Do this >> Show all lines that include the string "subtitle"; copy each one.

Records from a collection of figures
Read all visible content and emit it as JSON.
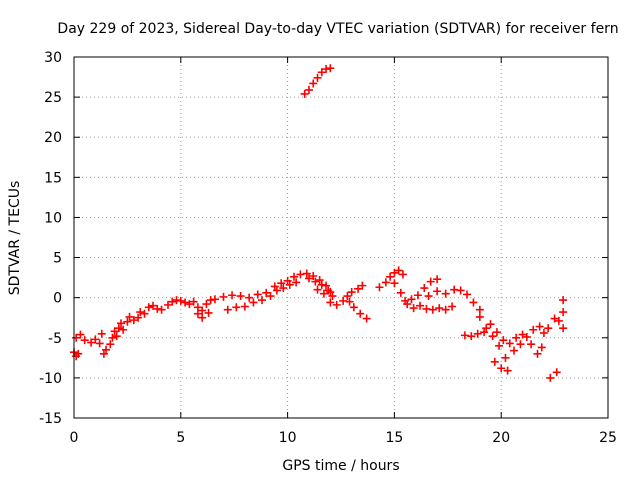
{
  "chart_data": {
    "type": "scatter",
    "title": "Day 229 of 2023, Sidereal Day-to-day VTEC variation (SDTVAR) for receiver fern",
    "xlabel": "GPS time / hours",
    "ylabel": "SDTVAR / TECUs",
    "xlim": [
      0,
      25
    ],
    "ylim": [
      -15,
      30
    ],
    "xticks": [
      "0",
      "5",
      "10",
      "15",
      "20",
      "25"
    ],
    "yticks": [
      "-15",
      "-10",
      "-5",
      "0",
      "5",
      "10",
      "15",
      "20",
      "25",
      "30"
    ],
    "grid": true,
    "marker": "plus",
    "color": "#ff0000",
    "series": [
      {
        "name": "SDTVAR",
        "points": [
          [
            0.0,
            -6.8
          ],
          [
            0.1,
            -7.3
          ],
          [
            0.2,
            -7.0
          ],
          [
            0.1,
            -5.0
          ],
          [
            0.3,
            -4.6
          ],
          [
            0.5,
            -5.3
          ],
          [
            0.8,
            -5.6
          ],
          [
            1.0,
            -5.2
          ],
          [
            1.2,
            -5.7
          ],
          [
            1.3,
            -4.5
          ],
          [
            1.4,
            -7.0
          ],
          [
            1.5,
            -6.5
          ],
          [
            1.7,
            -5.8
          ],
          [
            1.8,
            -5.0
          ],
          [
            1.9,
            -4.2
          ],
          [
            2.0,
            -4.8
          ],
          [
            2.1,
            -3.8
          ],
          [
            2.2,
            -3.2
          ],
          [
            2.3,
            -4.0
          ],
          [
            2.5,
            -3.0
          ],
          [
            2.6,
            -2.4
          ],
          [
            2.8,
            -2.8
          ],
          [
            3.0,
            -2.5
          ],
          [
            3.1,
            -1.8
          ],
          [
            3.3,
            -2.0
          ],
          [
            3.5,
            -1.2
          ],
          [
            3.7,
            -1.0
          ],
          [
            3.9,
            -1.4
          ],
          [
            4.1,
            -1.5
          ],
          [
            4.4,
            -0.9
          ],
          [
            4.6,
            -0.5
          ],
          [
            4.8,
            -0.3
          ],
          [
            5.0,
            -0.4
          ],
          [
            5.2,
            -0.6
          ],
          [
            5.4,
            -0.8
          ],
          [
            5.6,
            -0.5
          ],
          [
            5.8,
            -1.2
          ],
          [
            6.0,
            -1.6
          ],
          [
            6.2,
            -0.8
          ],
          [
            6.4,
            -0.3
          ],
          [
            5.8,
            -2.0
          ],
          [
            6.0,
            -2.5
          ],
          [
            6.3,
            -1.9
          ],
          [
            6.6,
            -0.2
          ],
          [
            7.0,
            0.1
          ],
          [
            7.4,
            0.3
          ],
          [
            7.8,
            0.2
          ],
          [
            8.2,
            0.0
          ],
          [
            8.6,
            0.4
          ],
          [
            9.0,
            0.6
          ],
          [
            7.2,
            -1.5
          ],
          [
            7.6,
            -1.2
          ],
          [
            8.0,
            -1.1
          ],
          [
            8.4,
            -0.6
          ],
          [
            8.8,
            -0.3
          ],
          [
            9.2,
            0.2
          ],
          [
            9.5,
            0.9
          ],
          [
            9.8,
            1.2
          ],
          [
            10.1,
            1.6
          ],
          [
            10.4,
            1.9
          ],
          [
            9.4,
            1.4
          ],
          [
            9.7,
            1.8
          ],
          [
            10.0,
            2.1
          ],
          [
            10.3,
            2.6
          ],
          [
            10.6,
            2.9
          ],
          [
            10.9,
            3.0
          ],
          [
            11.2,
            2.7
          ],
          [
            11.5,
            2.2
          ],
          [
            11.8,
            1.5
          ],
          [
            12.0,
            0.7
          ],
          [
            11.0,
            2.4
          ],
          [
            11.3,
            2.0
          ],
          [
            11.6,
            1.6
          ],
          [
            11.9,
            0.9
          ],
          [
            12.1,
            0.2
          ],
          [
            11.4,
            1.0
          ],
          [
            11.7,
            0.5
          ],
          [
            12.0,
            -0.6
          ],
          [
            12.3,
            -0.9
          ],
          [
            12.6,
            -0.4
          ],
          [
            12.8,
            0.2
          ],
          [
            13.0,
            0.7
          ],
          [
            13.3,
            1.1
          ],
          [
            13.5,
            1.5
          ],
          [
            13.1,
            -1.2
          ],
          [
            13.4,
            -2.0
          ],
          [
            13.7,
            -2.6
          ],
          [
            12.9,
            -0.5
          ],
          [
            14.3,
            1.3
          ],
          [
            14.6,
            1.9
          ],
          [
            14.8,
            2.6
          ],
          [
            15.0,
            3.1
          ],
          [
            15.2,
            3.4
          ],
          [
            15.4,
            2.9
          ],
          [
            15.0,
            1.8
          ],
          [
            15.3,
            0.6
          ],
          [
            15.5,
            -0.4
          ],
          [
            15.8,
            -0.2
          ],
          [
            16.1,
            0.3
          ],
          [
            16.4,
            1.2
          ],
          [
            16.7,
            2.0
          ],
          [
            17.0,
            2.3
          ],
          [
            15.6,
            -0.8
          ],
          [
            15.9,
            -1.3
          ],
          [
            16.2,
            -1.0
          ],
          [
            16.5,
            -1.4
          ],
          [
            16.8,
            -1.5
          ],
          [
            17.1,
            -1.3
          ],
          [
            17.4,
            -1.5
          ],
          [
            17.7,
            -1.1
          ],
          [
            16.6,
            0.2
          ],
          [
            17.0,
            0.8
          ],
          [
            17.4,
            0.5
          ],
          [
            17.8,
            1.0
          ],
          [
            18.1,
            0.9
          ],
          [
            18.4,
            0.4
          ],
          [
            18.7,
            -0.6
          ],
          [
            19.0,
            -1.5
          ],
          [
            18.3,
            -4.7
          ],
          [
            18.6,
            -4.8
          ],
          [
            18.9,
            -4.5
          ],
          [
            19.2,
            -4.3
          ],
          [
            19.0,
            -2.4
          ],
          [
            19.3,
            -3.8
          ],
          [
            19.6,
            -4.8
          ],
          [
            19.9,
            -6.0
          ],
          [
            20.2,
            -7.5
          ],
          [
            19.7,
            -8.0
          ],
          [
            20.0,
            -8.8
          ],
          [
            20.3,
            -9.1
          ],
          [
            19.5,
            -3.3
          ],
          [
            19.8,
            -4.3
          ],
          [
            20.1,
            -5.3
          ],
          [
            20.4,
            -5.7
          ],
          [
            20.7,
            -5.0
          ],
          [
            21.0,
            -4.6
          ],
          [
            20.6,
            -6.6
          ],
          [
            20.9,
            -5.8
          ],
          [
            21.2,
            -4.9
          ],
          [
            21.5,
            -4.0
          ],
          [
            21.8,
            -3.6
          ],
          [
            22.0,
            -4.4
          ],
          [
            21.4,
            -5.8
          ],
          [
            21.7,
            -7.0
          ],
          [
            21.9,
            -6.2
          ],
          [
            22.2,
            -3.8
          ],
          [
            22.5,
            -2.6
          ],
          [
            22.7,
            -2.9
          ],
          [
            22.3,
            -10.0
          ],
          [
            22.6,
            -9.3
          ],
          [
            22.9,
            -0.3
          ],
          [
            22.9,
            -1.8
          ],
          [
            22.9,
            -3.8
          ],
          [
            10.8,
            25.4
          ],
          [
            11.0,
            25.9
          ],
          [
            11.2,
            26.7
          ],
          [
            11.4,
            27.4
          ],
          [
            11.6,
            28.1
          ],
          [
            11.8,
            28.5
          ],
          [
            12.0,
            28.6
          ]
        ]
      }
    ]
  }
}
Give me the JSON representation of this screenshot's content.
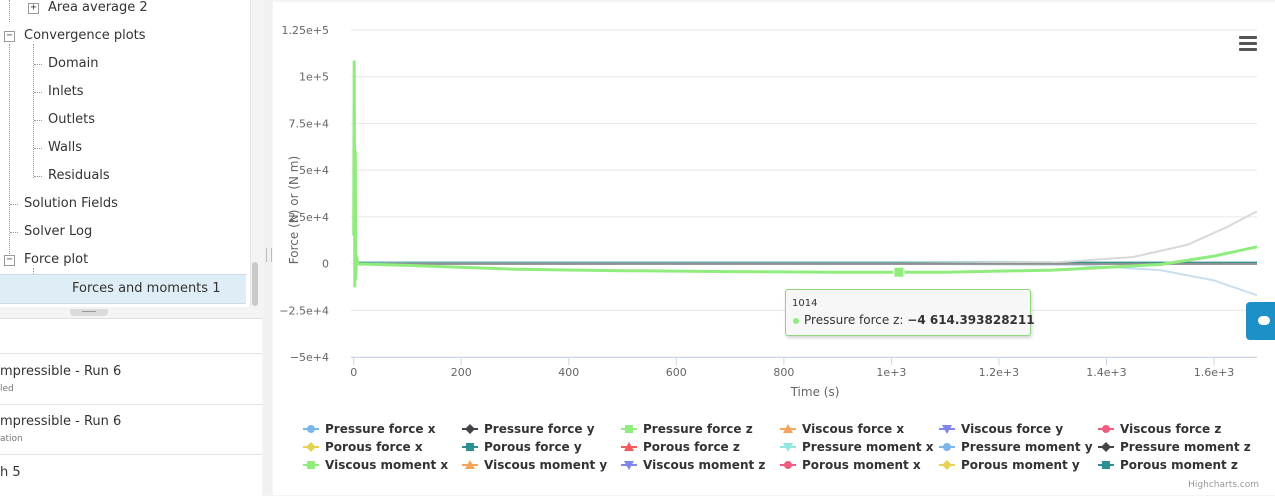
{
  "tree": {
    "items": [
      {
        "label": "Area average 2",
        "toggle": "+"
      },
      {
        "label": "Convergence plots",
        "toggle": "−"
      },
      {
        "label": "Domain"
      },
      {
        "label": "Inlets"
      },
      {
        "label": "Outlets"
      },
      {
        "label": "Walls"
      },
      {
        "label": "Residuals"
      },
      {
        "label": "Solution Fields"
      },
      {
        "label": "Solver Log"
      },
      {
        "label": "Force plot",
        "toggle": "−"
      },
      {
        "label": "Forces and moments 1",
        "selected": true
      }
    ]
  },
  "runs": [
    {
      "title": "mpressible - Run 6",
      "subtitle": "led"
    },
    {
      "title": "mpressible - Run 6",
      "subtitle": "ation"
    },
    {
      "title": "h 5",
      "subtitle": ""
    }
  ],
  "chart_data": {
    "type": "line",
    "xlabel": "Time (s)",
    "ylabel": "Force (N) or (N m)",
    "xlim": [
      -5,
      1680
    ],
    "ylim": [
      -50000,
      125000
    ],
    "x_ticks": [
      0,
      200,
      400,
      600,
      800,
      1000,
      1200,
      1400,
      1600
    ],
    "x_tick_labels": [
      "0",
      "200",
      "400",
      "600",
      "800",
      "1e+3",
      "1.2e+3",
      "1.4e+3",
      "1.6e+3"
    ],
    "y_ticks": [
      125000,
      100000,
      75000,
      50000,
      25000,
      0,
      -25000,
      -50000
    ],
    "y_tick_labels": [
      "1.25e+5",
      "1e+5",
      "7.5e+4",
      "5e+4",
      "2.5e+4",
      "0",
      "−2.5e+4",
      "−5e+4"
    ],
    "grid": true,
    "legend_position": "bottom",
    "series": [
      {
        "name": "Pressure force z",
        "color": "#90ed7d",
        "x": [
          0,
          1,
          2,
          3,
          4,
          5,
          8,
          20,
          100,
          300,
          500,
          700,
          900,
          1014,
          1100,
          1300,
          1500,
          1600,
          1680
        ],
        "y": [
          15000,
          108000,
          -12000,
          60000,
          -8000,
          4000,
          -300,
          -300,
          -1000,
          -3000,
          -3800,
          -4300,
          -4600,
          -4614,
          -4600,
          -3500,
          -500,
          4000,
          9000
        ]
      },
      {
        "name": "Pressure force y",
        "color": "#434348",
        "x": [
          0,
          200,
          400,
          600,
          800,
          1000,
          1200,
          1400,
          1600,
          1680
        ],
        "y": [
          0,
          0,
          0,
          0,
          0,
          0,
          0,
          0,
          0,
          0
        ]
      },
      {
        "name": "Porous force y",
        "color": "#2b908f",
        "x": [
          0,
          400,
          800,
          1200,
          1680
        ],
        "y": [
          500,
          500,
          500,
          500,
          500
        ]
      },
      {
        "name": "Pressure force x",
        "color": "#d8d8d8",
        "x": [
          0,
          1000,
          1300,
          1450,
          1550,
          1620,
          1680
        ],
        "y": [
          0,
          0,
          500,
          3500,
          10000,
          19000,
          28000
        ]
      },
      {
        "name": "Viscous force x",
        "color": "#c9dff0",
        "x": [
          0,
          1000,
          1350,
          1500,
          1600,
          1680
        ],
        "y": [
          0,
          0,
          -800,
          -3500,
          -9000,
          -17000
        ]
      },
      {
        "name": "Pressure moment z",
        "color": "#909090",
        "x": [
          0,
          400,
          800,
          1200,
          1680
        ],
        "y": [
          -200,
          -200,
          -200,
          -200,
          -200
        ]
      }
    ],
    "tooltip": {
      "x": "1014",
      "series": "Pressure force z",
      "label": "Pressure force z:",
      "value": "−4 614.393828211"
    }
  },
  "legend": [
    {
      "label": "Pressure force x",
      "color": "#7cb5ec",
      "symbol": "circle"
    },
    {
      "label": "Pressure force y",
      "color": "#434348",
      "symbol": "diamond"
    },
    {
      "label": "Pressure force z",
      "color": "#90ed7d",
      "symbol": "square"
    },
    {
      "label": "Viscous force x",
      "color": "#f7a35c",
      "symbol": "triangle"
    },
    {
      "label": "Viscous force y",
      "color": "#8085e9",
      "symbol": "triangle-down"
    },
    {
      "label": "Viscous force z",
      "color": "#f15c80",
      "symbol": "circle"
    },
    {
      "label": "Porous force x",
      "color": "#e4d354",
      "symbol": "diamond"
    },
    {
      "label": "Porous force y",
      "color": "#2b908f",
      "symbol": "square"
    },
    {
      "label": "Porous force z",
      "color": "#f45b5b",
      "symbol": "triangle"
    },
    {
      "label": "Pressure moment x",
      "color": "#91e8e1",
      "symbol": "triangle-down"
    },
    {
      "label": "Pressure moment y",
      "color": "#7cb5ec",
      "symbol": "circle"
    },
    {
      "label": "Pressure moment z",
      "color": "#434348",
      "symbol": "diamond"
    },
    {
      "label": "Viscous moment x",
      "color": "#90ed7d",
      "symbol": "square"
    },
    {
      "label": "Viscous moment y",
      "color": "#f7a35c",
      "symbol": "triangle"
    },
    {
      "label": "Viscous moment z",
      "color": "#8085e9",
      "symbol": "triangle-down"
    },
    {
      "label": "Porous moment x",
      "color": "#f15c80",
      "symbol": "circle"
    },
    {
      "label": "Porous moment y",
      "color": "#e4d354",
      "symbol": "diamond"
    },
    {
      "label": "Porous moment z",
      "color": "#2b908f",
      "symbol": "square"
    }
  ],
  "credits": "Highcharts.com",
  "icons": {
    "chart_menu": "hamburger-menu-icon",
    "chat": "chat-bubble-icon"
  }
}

Answer >>
      "subtitle": "led"
      "subtitle": "ation"
      "subtitle": ""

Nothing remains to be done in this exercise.